■ **Task brief**: Lift every line from the entries that includes the word "汗牛充栋".

<<<<

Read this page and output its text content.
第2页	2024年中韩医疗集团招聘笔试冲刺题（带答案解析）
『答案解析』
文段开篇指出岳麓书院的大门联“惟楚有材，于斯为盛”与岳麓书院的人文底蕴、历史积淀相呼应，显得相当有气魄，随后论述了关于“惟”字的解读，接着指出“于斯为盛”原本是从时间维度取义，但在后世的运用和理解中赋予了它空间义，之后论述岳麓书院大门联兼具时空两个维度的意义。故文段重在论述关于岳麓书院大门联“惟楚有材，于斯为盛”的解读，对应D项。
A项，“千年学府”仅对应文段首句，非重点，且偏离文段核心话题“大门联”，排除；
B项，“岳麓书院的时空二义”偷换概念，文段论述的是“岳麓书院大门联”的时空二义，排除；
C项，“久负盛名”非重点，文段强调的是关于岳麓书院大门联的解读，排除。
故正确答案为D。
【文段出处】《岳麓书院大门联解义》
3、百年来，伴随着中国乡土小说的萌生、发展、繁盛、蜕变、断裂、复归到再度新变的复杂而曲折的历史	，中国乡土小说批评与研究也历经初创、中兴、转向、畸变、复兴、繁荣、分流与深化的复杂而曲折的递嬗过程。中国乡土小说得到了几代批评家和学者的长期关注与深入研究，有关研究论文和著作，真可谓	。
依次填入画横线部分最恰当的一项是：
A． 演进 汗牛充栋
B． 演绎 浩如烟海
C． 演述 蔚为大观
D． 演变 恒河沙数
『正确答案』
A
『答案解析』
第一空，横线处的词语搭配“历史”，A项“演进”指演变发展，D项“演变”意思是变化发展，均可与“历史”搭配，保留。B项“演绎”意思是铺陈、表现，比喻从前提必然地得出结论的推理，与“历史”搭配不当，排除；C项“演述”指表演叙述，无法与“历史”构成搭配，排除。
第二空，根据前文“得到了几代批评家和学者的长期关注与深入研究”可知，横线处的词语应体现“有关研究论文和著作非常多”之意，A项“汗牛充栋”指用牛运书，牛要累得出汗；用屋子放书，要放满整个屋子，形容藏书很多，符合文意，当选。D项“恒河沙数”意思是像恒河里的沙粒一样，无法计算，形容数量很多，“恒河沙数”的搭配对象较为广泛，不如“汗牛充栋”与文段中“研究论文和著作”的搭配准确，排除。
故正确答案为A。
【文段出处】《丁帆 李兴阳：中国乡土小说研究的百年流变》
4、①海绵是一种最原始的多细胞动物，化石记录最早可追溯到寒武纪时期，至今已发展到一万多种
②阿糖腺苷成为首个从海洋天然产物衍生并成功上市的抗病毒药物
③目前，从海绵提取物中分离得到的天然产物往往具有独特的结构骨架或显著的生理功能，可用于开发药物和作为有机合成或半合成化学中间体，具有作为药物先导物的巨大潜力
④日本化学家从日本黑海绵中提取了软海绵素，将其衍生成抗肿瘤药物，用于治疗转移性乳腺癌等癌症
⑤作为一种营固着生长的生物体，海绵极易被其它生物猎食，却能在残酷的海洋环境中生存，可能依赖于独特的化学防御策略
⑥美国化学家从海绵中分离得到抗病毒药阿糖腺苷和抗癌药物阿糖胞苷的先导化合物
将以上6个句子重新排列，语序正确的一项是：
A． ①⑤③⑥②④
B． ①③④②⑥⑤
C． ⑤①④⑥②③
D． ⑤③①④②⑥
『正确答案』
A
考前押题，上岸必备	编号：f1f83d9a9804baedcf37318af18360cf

>>>>

■ **Reply**:
A． 演进 汗牛充栋
第二空，根据前文“得到了几代批评家和学者的长期关注与深入研究”可知，横线处的词语应体现“有关研究论文和著作非常多”之意，A项“汗牛充栋”指用牛运书，牛要累得出汗；用屋子放书，要放满整个屋子，形容藏书很多，符合文意，当选。D项“恒河沙数”意思是像恒河里的沙粒一样，无法计算，形容数量很多，“恒河沙数”的搭配对象较为广泛，不如“汗牛充栋”与文段中“研究论文和著作”的搭配准确，排除。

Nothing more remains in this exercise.